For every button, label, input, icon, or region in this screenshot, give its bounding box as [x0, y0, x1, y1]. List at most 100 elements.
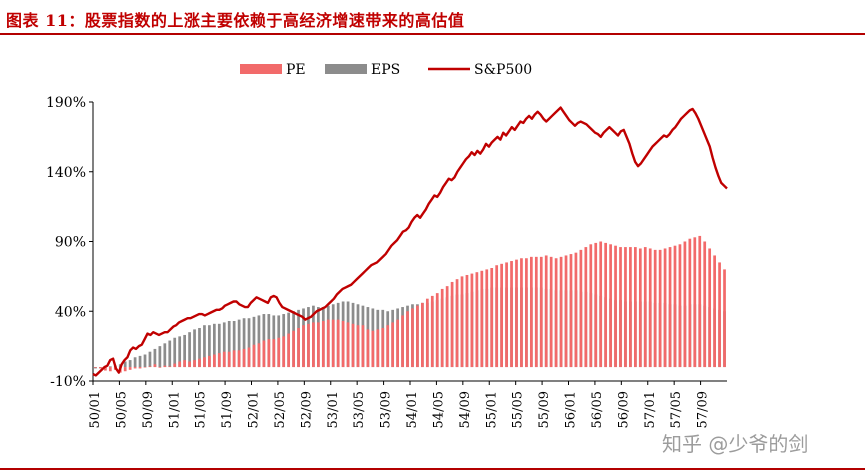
eps-bar	[143, 354, 147, 368]
pe-bar	[371, 330, 375, 368]
eps-bar	[128, 360, 132, 368]
pe-bar	[148, 366, 152, 368]
pe-bar	[193, 360, 196, 368]
pe-bar	[619, 247, 622, 368]
x-tick-label: 52/01	[247, 391, 262, 428]
pe-bar	[564, 255, 568, 368]
pe-bar	[614, 245, 617, 368]
x-tick-label: 50/05	[114, 391, 129, 428]
pe-bar	[450, 281, 454, 368]
pe-bar	[520, 258, 523, 368]
pe-bar	[123, 367, 127, 372]
pe-bar	[515, 259, 518, 368]
eps-bar	[193, 329, 196, 368]
pe-bar	[698, 235, 702, 368]
pe-bar	[440, 288, 444, 368]
pe-bar	[222, 351, 226, 368]
pe-bar	[668, 247, 672, 368]
eps-bar	[212, 323, 216, 368]
x-tick-label: 57/01	[643, 391, 658, 428]
pe-bar	[317, 322, 320, 368]
eps-bar	[227, 321, 231, 368]
pe-bar	[297, 327, 300, 368]
eps-bar	[188, 332, 191, 368]
eps-bar	[153, 348, 157, 368]
pe-bar	[559, 256, 563, 368]
pe-bar	[183, 360, 186, 368]
pe-bar	[356, 325, 360, 368]
x-tick-label: 57/05	[669, 391, 684, 428]
pe-bar	[133, 367, 137, 369]
pe-bar	[247, 347, 251, 368]
pe-bar	[718, 262, 721, 368]
eps-bar	[138, 355, 142, 368]
pe-bar	[406, 311, 409, 368]
pe-bar	[703, 241, 707, 368]
pe-bar	[723, 269, 726, 368]
legend-label-pe: PE	[286, 62, 306, 78]
pe-bar	[470, 273, 474, 368]
x-tick-label: 54/01	[405, 391, 420, 428]
pe-bar	[178, 361, 182, 368]
pe-bar	[445, 286, 449, 368]
x-tick-label: 51/09	[220, 391, 235, 428]
pe-bar	[425, 298, 429, 368]
eps-bar	[173, 337, 177, 368]
legend-swatch-eps	[325, 64, 367, 74]
x-tick-label: 55/05	[511, 391, 526, 428]
pe-bar	[321, 321, 325, 368]
pe-bar	[708, 248, 712, 368]
pe-bar	[579, 249, 583, 368]
y-tick-label: 140%	[46, 165, 86, 181]
eps-bar	[178, 336, 182, 368]
pe-bar	[282, 336, 286, 368]
pe-bar	[272, 339, 276, 368]
eps-bar	[222, 322, 226, 368]
pe-bar	[529, 256, 533, 368]
x-tick-label: 53/05	[352, 391, 367, 428]
x-tick-label: 52/09	[299, 391, 314, 428]
pe-bar	[138, 367, 142, 369]
pe-bar	[257, 343, 261, 368]
x-tick-label: 51/05	[194, 391, 209, 428]
pe-bar	[396, 319, 399, 368]
eps-bar	[257, 315, 261, 368]
pe-bar	[346, 322, 350, 368]
eps-bar	[163, 343, 167, 368]
pe-bar	[634, 247, 637, 368]
pe-bar	[510, 261, 513, 368]
pe-bar	[366, 329, 370, 368]
pe-bar	[267, 339, 271, 368]
watermark: 知乎 @少爷的剑	[662, 432, 809, 456]
legend-label-eps: EPS	[371, 62, 400, 78]
pe-bar	[480, 270, 484, 368]
pe-bar	[495, 265, 499, 368]
pe-bar	[629, 247, 632, 368]
pe-bar	[485, 269, 489, 368]
x-tick-label: 50/01	[88, 391, 103, 428]
x-tick-label: 56/05	[590, 391, 605, 428]
pe-bar	[421, 302, 424, 368]
pe-bar	[638, 248, 642, 368]
pe-bar	[341, 321, 345, 368]
pe-bar	[108, 367, 112, 372]
pe-bar	[331, 319, 335, 368]
legend: PE EPS S&P500	[240, 62, 532, 78]
pe-bar	[584, 247, 588, 368]
eps-bar	[247, 318, 251, 368]
pe-bar	[643, 247, 647, 368]
x-tick-label: 54/05	[431, 391, 446, 428]
pe-bar	[683, 241, 687, 368]
pe-bar	[302, 325, 305, 368]
pe-bar	[227, 351, 231, 368]
pe-bar	[525, 258, 528, 368]
pe-bar	[242, 348, 246, 368]
bars	[94, 235, 726, 373]
pe-bar	[505, 262, 508, 368]
pe-bar	[312, 322, 315, 368]
pe-bar	[217, 353, 221, 368]
pe-bar	[554, 258, 558, 368]
line-series	[92, 106, 728, 377]
eps-bar	[108, 366, 112, 368]
x-tick-label: 55/01	[484, 391, 499, 428]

========================================

> **Problem details**:
Copy the records above back out word for word, every line of them, leaving out the pictures.

> **Finished task**:
For every button, label, input, icon, or region in this screenshot, give its bounding box as [x0, y0, x1, y1]. List at most 100 elements.
eps-bar	[143, 354, 147, 368]
pe-bar	[371, 330, 375, 368]
eps-bar	[128, 360, 132, 368]
pe-bar	[148, 366, 152, 368]
pe-bar	[193, 360, 196, 368]
pe-bar	[619, 247, 622, 368]
x-tick-label: 52/01	[247, 391, 262, 428]
pe-bar	[564, 255, 568, 368]
pe-bar	[614, 245, 617, 368]
x-tick-label: 50/05	[114, 391, 129, 428]
pe-bar	[450, 281, 454, 368]
pe-bar	[520, 258, 523, 368]
pe-bar	[123, 367, 127, 372]
pe-bar	[515, 259, 518, 368]
eps-bar	[193, 329, 196, 368]
pe-bar	[698, 235, 702, 368]
pe-bar	[440, 288, 444, 368]
pe-bar	[222, 351, 226, 368]
pe-bar	[668, 247, 672, 368]
eps-bar	[212, 323, 216, 368]
x-tick-label: 57/01	[643, 391, 658, 428]
pe-bar	[317, 322, 320, 368]
eps-bar	[227, 321, 231, 368]
pe-bar	[297, 327, 300, 368]
eps-bar	[188, 332, 191, 368]
eps-bar	[153, 348, 157, 368]
pe-bar	[559, 256, 563, 368]
pe-bar	[183, 360, 186, 368]
pe-bar	[356, 325, 360, 368]
x-tick-label: 57/05	[669, 391, 684, 428]
pe-bar	[133, 367, 137, 369]
pe-bar	[247, 347, 251, 368]
pe-bar	[718, 262, 721, 368]
eps-bar	[138, 355, 142, 368]
pe-bar	[406, 311, 409, 368]
pe-bar	[703, 241, 707, 368]
pe-bar	[723, 269, 726, 368]
legend-label-pe: PE	[286, 62, 306, 78]
pe-bar	[470, 273, 474, 368]
x-tick-label: 54/01	[405, 391, 420, 428]
pe-bar	[178, 361, 182, 368]
pe-bar	[445, 286, 449, 368]
x-tick-label: 51/09	[220, 391, 235, 428]
pe-bar	[425, 298, 429, 368]
eps-bar	[173, 337, 177, 368]
legend-swatch-eps	[325, 64, 367, 74]
x-tick-label: 55/05	[511, 391, 526, 428]
pe-bar	[321, 321, 325, 368]
pe-bar	[708, 248, 712, 368]
pe-bar	[579, 249, 583, 368]
y-tick-label: 140%	[46, 165, 86, 181]
eps-bar	[178, 336, 182, 368]
pe-bar	[282, 336, 286, 368]
pe-bar	[272, 339, 276, 368]
eps-bar	[222, 322, 226, 368]
pe-bar	[529, 256, 533, 368]
x-tick-label: 53/05	[352, 391, 367, 428]
x-tick-label: 52/09	[299, 391, 314, 428]
pe-bar	[138, 367, 142, 369]
pe-bar	[257, 343, 261, 368]
x-tick-label: 51/05	[194, 391, 209, 428]
pe-bar	[396, 319, 399, 368]
eps-bar	[257, 315, 261, 368]
pe-bar	[346, 322, 350, 368]
eps-bar	[163, 343, 167, 368]
pe-bar	[634, 247, 637, 368]
pe-bar	[510, 261, 513, 368]
pe-bar	[366, 329, 370, 368]
pe-bar	[267, 339, 271, 368]
watermark: 知乎 @少爷的剑	[662, 432, 809, 456]
legend-label-eps: EPS	[371, 62, 400, 78]
pe-bar	[480, 270, 484, 368]
pe-bar	[495, 265, 499, 368]
pe-bar	[629, 247, 632, 368]
pe-bar	[485, 269, 489, 368]
x-tick-label: 50/01	[88, 391, 103, 428]
x-tick-label: 56/05	[590, 391, 605, 428]
pe-bar	[421, 302, 424, 368]
pe-bar	[638, 248, 642, 368]
pe-bar	[341, 321, 345, 368]
pe-bar	[108, 367, 112, 372]
pe-bar	[331, 319, 335, 368]
legend: PE EPS S&P500	[240, 62, 532, 78]
pe-bar	[584, 247, 588, 368]
eps-bar	[247, 318, 251, 368]
pe-bar	[643, 247, 647, 368]
x-tick-label: 54/05	[431, 391, 446, 428]
pe-bar	[683, 241, 687, 368]
pe-bar	[302, 325, 305, 368]
pe-bar	[227, 351, 231, 368]
pe-bar	[525, 258, 528, 368]
pe-bar	[242, 348, 246, 368]
bars	[94, 235, 726, 373]
pe-bar	[505, 262, 508, 368]
pe-bar	[312, 322, 315, 368]
pe-bar	[217, 353, 221, 368]
pe-bar	[554, 258, 558, 368]
line-series	[92, 106, 728, 377]
eps-bar	[108, 366, 112, 368]
x-tick-label: 55/01	[484, 391, 499, 428]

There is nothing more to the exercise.